WORK TASK —
Search the data for the word "Soll" and copy every line that contains it.

(Extracted records)

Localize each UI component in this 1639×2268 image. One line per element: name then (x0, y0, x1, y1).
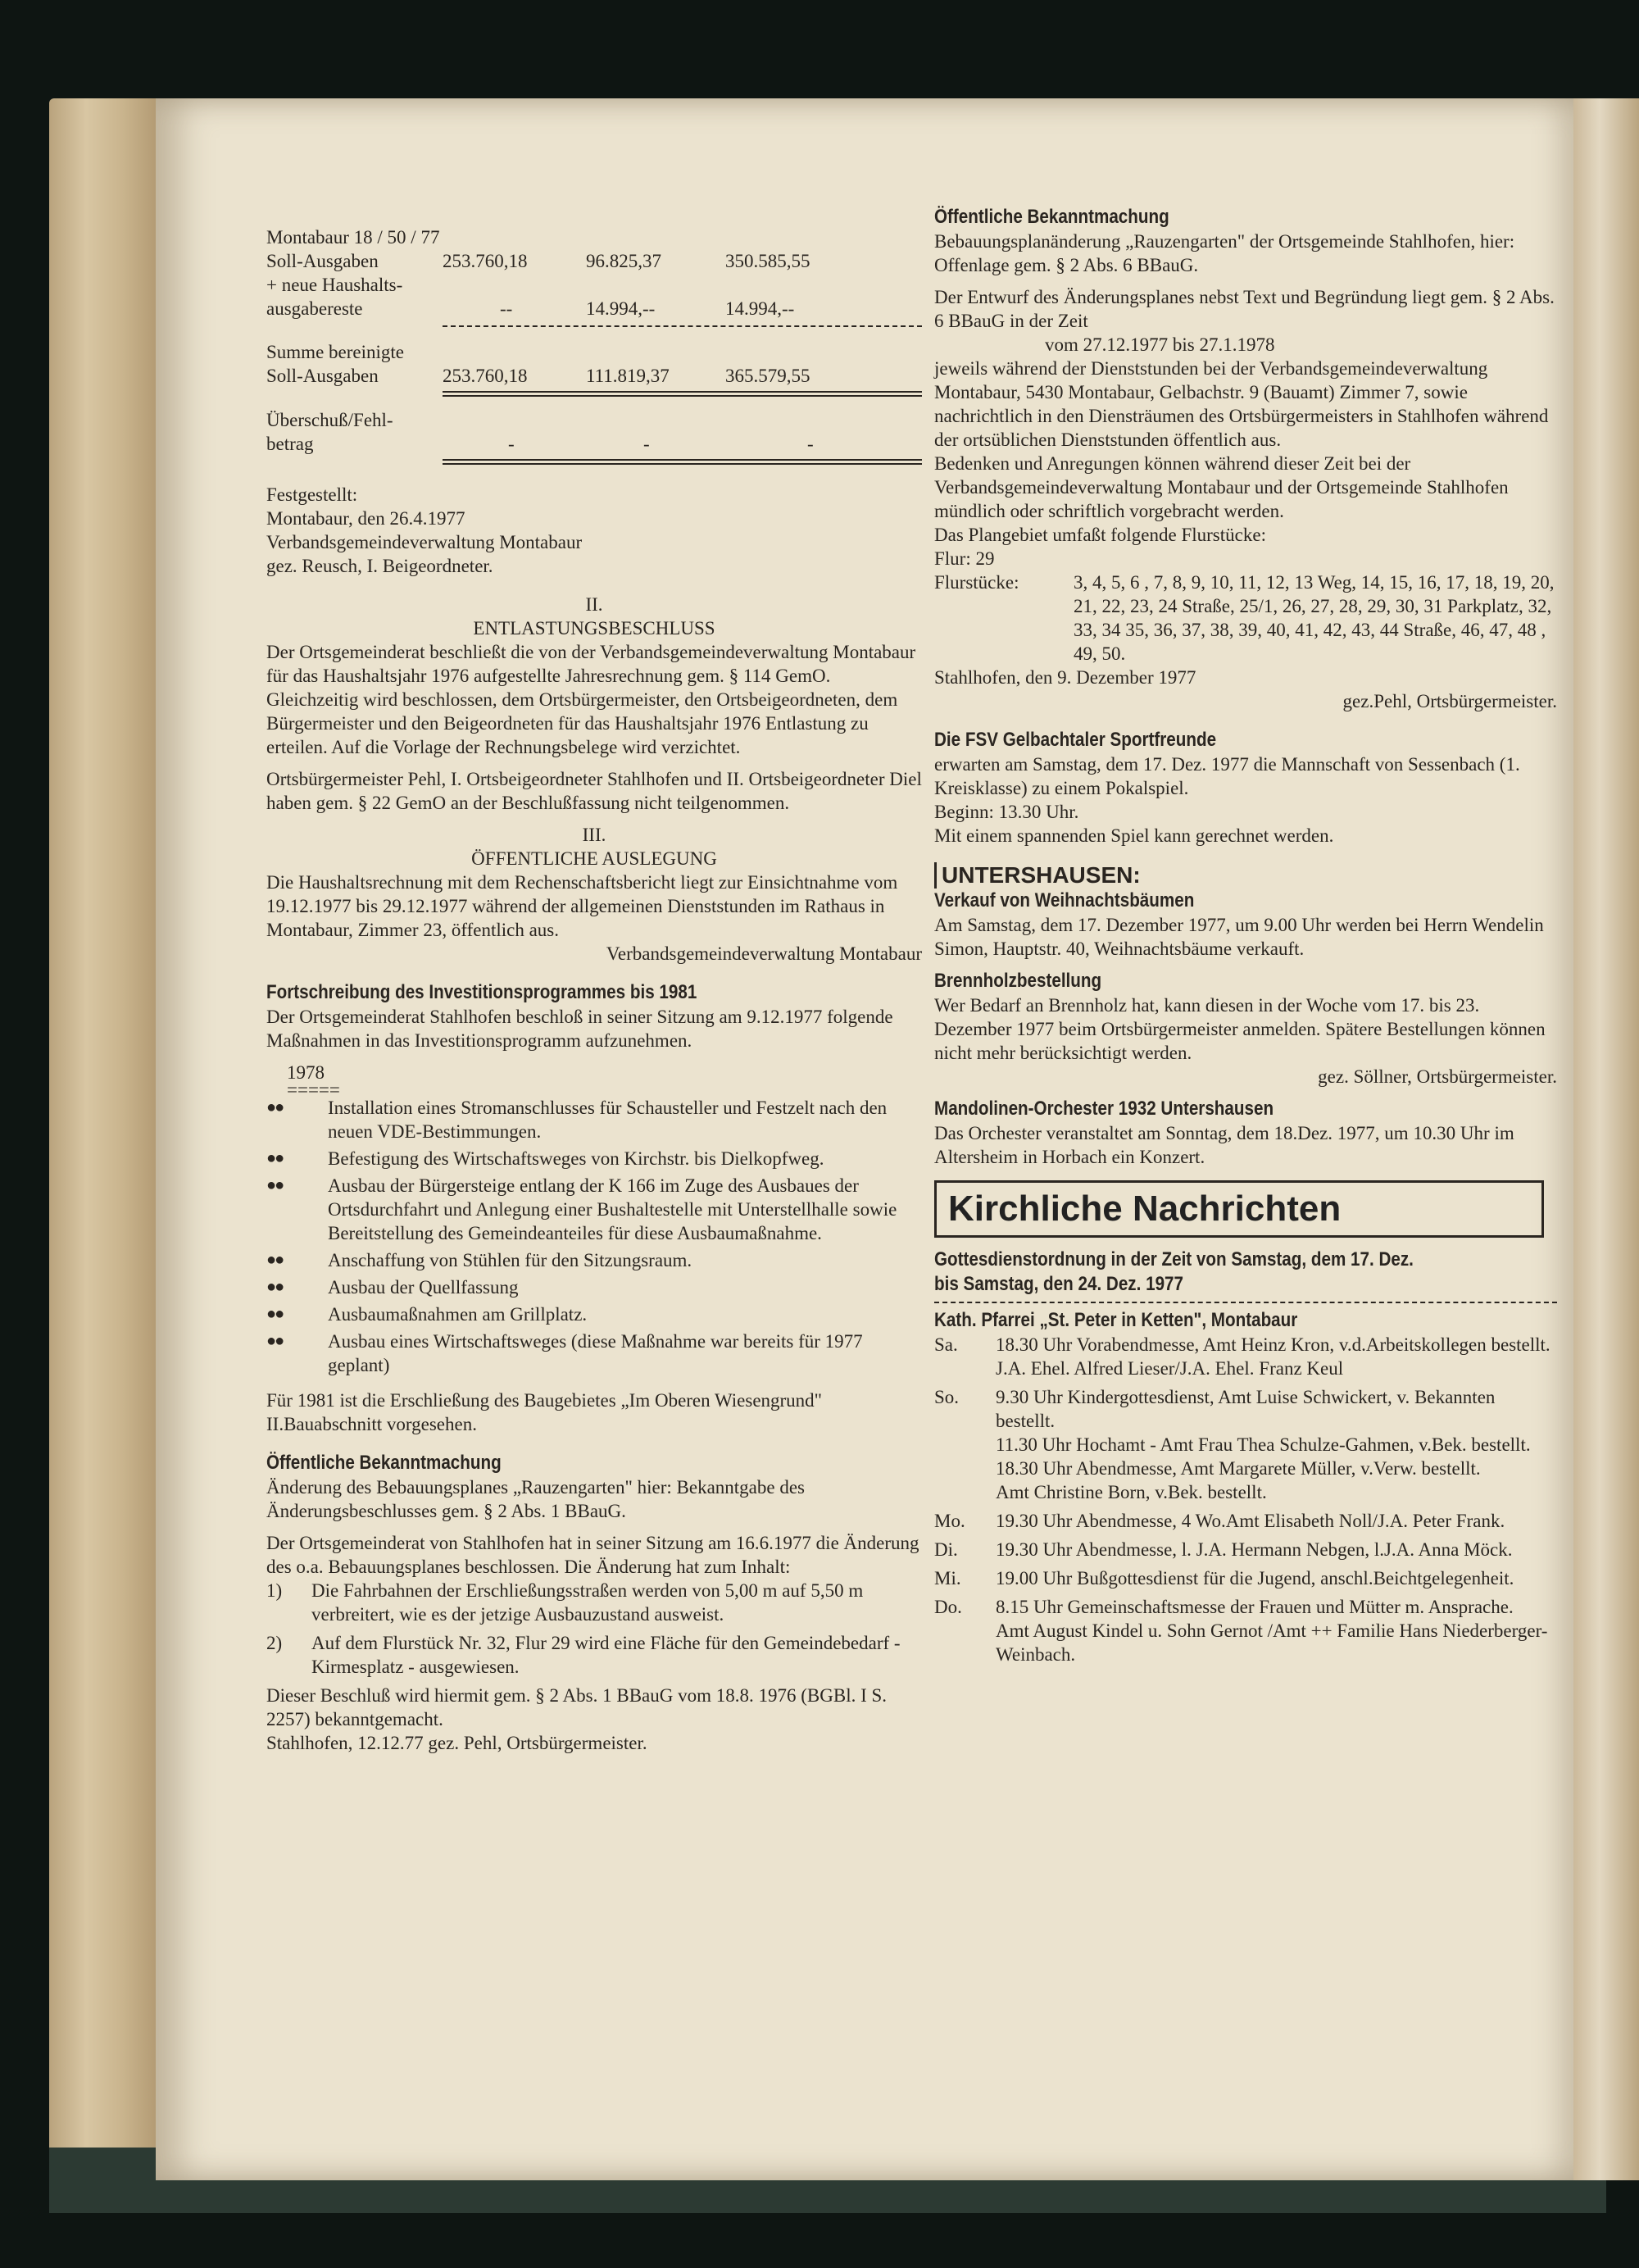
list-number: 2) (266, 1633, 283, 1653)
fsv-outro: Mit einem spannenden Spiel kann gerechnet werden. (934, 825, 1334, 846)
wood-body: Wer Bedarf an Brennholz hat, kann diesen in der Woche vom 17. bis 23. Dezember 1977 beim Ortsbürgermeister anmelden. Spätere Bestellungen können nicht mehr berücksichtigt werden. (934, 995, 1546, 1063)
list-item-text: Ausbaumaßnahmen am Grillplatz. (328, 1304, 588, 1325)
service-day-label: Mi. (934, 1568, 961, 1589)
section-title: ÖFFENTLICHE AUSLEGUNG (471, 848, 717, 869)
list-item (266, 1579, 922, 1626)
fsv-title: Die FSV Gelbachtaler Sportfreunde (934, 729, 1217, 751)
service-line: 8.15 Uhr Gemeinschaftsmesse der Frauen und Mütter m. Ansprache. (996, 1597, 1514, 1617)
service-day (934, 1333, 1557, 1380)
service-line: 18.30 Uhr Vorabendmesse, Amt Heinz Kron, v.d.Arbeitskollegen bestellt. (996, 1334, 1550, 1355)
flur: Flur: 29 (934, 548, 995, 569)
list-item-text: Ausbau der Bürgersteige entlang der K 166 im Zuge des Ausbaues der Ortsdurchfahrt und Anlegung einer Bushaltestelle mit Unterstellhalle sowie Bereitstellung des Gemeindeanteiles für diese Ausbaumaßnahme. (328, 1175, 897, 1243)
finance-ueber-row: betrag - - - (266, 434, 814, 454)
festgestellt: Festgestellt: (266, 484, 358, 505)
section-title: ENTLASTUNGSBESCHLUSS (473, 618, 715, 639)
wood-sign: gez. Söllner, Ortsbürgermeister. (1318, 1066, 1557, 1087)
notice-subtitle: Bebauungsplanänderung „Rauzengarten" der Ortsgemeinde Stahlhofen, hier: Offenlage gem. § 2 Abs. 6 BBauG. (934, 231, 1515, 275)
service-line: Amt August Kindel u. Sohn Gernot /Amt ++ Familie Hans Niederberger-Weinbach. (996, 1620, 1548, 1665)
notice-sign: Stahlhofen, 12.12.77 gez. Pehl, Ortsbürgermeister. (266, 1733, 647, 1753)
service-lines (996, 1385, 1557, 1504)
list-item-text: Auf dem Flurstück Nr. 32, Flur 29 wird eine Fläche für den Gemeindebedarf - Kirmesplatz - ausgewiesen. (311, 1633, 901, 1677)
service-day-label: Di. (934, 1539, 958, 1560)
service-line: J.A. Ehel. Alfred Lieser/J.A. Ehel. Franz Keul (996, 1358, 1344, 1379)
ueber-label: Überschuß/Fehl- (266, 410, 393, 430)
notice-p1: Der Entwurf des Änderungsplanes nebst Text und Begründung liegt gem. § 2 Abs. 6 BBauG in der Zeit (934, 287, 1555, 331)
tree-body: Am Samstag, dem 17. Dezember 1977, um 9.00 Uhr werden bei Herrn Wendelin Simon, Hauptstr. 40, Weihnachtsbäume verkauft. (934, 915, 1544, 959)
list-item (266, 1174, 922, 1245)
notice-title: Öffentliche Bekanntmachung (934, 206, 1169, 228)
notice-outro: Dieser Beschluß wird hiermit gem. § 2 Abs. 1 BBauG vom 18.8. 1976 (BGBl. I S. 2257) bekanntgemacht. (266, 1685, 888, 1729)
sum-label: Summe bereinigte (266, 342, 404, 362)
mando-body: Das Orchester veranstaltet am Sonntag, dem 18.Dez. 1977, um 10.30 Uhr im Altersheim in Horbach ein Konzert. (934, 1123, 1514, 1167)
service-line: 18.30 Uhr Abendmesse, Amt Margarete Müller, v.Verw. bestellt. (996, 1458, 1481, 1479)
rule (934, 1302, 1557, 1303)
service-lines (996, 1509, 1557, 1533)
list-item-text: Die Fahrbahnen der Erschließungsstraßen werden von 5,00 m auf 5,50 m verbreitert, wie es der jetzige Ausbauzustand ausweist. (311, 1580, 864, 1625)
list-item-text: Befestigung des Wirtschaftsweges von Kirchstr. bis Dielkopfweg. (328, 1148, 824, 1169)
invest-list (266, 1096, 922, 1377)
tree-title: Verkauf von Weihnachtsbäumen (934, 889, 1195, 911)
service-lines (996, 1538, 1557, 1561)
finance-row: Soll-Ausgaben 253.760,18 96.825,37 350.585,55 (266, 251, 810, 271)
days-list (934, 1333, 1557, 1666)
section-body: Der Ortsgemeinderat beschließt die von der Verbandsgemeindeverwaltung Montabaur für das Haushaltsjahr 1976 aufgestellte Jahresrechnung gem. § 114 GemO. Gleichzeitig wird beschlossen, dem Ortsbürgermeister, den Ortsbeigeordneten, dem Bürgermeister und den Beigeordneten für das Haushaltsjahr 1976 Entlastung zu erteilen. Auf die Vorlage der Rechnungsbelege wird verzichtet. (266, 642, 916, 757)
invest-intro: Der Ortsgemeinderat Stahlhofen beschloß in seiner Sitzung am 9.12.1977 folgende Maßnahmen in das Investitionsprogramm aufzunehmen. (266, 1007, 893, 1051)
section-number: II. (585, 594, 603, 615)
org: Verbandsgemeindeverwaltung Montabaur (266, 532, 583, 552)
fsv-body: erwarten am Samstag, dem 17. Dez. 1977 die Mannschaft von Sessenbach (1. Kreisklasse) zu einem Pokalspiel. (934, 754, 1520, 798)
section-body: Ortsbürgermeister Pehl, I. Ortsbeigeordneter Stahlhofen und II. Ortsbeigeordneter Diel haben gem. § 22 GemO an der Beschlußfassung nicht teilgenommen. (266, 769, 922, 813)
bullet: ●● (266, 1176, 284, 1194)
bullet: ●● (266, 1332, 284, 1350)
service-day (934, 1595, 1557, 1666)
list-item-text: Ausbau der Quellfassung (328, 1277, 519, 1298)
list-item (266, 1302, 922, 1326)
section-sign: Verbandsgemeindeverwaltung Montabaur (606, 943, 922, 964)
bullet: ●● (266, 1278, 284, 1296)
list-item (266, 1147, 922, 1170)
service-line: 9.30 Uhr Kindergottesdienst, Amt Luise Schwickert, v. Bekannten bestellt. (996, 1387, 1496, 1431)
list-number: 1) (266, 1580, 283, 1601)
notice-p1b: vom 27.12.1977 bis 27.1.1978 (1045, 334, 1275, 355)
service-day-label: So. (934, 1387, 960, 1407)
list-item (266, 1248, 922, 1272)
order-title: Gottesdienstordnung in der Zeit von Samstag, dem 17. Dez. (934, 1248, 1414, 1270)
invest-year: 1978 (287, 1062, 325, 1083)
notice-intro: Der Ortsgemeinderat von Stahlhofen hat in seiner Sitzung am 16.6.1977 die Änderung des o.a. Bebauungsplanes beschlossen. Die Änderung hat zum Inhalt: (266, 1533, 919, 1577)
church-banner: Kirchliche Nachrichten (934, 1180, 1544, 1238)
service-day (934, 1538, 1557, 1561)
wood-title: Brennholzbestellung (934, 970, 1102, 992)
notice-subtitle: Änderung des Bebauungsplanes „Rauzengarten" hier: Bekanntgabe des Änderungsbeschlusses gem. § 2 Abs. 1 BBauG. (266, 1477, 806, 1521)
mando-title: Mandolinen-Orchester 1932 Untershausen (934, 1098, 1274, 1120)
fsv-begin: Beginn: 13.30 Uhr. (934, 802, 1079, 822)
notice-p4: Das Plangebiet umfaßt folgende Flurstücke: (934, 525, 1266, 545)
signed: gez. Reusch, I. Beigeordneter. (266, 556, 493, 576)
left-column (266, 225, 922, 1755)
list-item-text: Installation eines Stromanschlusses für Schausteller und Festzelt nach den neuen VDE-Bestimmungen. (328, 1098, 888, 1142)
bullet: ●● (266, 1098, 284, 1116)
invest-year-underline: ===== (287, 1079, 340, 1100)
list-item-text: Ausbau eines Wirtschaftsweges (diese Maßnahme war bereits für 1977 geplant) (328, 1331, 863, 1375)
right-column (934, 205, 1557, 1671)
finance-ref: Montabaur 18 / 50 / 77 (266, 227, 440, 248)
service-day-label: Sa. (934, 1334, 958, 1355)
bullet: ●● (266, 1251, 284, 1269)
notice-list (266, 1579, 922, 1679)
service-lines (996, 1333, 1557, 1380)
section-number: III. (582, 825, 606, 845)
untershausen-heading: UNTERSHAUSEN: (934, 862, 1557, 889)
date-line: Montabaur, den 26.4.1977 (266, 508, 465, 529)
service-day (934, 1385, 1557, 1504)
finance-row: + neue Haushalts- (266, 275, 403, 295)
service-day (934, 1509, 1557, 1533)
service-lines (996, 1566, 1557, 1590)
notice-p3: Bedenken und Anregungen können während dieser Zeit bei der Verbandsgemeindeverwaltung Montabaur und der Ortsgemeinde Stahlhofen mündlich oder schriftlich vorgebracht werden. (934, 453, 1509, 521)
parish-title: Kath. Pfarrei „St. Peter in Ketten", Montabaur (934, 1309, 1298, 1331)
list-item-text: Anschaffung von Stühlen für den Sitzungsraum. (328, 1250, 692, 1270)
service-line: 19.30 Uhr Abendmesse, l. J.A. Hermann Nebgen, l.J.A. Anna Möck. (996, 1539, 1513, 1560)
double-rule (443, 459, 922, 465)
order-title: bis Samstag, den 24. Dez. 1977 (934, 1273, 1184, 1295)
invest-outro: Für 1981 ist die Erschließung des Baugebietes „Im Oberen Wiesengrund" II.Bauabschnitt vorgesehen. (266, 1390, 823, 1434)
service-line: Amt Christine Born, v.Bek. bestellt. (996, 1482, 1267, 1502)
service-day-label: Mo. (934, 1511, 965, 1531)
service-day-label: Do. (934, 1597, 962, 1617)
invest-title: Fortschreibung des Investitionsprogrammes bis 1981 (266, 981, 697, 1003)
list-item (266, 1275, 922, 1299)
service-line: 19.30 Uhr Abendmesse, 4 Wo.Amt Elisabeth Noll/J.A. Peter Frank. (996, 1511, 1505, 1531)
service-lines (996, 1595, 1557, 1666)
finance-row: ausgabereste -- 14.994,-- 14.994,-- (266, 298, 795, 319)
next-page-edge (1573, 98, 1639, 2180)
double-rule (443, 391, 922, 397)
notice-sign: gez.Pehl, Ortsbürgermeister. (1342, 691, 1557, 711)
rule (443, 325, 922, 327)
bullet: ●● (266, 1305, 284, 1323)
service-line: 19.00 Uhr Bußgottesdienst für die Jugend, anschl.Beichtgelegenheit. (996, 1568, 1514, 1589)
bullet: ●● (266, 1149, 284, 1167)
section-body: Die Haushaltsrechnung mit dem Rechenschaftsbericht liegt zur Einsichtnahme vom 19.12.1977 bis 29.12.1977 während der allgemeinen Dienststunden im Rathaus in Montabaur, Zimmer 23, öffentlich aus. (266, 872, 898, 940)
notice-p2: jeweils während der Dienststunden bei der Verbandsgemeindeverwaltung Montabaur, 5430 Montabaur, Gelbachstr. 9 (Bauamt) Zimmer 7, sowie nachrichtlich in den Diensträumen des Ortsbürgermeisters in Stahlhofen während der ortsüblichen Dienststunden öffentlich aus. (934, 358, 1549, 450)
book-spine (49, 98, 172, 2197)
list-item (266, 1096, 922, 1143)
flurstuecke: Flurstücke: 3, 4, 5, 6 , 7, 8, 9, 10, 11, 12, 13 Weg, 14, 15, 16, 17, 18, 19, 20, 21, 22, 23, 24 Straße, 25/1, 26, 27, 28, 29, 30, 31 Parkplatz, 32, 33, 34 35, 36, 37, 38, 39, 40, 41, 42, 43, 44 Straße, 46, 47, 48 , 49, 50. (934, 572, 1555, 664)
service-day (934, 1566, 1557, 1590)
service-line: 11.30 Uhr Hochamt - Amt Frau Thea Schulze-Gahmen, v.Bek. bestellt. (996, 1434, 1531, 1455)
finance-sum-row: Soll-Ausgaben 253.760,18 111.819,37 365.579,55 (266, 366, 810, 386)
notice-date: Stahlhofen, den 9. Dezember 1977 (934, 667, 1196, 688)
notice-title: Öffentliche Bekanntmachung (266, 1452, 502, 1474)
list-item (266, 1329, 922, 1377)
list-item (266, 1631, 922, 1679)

ANSWER BOX —
finance-row: Soll-Ausgaben 253.760,18 96.825,37 350.585,55 (266, 251, 810, 271)
finance-sum-row: Soll-Ausgaben 253.760,18 111.819,37 365.579,55 (266, 366, 810, 386)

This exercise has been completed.